MATERIAL PROVIDED:

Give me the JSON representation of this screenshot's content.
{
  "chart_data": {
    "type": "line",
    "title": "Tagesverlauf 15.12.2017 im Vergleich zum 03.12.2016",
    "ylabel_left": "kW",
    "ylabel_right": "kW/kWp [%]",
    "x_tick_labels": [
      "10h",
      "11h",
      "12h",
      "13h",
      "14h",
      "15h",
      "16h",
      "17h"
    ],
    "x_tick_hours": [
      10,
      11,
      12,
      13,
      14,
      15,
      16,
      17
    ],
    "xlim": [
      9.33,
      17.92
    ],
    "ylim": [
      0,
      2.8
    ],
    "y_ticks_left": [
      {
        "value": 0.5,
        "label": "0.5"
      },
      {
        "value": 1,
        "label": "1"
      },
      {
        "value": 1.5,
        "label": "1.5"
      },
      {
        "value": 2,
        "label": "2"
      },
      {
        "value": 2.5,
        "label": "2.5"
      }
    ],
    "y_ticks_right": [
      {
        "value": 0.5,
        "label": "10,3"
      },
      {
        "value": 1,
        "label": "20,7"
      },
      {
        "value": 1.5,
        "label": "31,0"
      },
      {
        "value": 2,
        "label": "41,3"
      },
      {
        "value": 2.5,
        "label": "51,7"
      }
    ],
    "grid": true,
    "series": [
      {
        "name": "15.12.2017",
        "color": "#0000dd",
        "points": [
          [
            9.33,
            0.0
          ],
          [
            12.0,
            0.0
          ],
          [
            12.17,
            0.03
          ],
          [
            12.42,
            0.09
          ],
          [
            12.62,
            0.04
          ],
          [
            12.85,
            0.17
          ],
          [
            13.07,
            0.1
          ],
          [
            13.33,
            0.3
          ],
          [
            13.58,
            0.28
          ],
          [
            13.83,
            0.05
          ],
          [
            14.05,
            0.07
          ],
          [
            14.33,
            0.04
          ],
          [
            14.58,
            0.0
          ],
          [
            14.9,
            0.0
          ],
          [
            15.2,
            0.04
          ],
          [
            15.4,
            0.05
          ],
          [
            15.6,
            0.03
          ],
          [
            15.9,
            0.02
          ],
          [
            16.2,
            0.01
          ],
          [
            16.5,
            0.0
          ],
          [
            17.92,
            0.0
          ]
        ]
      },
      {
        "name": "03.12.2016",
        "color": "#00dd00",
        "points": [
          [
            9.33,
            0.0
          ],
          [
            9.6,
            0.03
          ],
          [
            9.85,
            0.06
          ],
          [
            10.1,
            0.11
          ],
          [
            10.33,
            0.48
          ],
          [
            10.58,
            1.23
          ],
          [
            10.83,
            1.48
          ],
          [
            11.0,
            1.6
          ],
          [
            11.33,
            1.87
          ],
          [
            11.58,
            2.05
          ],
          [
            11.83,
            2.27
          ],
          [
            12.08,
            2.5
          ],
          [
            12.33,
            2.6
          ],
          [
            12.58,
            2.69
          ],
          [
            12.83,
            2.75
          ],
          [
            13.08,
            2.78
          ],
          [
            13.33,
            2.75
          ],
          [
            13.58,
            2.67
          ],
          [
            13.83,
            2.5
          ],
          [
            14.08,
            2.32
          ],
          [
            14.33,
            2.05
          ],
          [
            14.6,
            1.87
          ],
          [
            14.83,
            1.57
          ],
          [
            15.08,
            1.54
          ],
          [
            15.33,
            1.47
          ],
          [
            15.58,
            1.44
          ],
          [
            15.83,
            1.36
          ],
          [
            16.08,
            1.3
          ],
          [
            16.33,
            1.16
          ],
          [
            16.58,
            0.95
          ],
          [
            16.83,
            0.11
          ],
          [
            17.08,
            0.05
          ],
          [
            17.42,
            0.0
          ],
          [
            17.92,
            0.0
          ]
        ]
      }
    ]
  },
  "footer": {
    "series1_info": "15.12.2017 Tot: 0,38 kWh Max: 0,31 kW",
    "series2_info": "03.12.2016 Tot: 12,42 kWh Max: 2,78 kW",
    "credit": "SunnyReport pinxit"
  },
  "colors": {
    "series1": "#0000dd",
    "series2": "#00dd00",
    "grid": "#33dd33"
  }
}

YOUR OBJECTIVE: Output each record exactly, leaving nothing out.

SOLUTION TO THIS EXERCISE:
Give me the JSON representation of this screenshot's content.
{
  "chart_data": {
    "type": "line",
    "title": "Tagesverlauf 15.12.2017 im Vergleich zum 03.12.2016",
    "ylabel_left": "kW",
    "ylabel_right": "kW/kWp [%]",
    "x_tick_labels": [
      "10h",
      "11h",
      "12h",
      "13h",
      "14h",
      "15h",
      "16h",
      "17h"
    ],
    "x_tick_hours": [
      10,
      11,
      12,
      13,
      14,
      15,
      16,
      17
    ],
    "xlim": [
      9.33,
      17.92
    ],
    "ylim": [
      0,
      2.8
    ],
    "y_ticks_left": [
      {
        "value": 0.5,
        "label": "0.5"
      },
      {
        "value": 1,
        "label": "1"
      },
      {
        "value": 1.5,
        "label": "1.5"
      },
      {
        "value": 2,
        "label": "2"
      },
      {
        "value": 2.5,
        "label": "2.5"
      }
    ],
    "y_ticks_right": [
      {
        "value": 0.5,
        "label": "10,3"
      },
      {
        "value": 1,
        "label": "20,7"
      },
      {
        "value": 1.5,
        "label": "31,0"
      },
      {
        "value": 2,
        "label": "41,3"
      },
      {
        "value": 2.5,
        "label": "51,7"
      }
    ],
    "grid": true,
    "series": [
      {
        "name": "15.12.2017",
        "color": "#0000dd",
        "points": [
          [
            9.33,
            0.0
          ],
          [
            12.0,
            0.0
          ],
          [
            12.17,
            0.03
          ],
          [
            12.42,
            0.09
          ],
          [
            12.62,
            0.04
          ],
          [
            12.85,
            0.17
          ],
          [
            13.07,
            0.1
          ],
          [
            13.33,
            0.3
          ],
          [
            13.58,
            0.28
          ],
          [
            13.83,
            0.05
          ],
          [
            14.05,
            0.07
          ],
          [
            14.33,
            0.04
          ],
          [
            14.58,
            0.0
          ],
          [
            14.9,
            0.0
          ],
          [
            15.2,
            0.04
          ],
          [
            15.4,
            0.05
          ],
          [
            15.6,
            0.03
          ],
          [
            15.9,
            0.02
          ],
          [
            16.2,
            0.01
          ],
          [
            16.5,
            0.0
          ],
          [
            17.92,
            0.0
          ]
        ]
      },
      {
        "name": "03.12.2016",
        "color": "#00dd00",
        "points": [
          [
            9.33,
            0.0
          ],
          [
            9.6,
            0.03
          ],
          [
            9.85,
            0.06
          ],
          [
            10.1,
            0.11
          ],
          [
            10.33,
            0.48
          ],
          [
            10.58,
            1.23
          ],
          [
            10.83,
            1.48
          ],
          [
            11.0,
            1.6
          ],
          [
            11.33,
            1.87
          ],
          [
            11.58,
            2.05
          ],
          [
            11.83,
            2.27
          ],
          [
            12.08,
            2.5
          ],
          [
            12.33,
            2.6
          ],
          [
            12.58,
            2.69
          ],
          [
            12.83,
            2.75
          ],
          [
            13.08,
            2.78
          ],
          [
            13.33,
            2.75
          ],
          [
            13.58,
            2.67
          ],
          [
            13.83,
            2.5
          ],
          [
            14.08,
            2.32
          ],
          [
            14.33,
            2.05
          ],
          [
            14.6,
            1.87
          ],
          [
            14.83,
            1.57
          ],
          [
            15.08,
            1.54
          ],
          [
            15.33,
            1.47
          ],
          [
            15.58,
            1.44
          ],
          [
            15.83,
            1.36
          ],
          [
            16.08,
            1.3
          ],
          [
            16.33,
            1.16
          ],
          [
            16.58,
            0.95
          ],
          [
            16.83,
            0.11
          ],
          [
            17.08,
            0.05
          ],
          [
            17.42,
            0.0
          ],
          [
            17.92,
            0.0
          ]
        ]
      }
    ]
  },
  "footer": {
    "series1_info": "15.12.2017 Tot: 0,38 kWh Max: 0,31 kW",
    "series2_info": "03.12.2016 Tot: 12,42 kWh Max: 2,78 kW",
    "credit": "SunnyReport pinxit"
  },
  "colors": {
    "series1": "#0000dd",
    "series2": "#00dd00",
    "grid": "#33dd33"
  }
}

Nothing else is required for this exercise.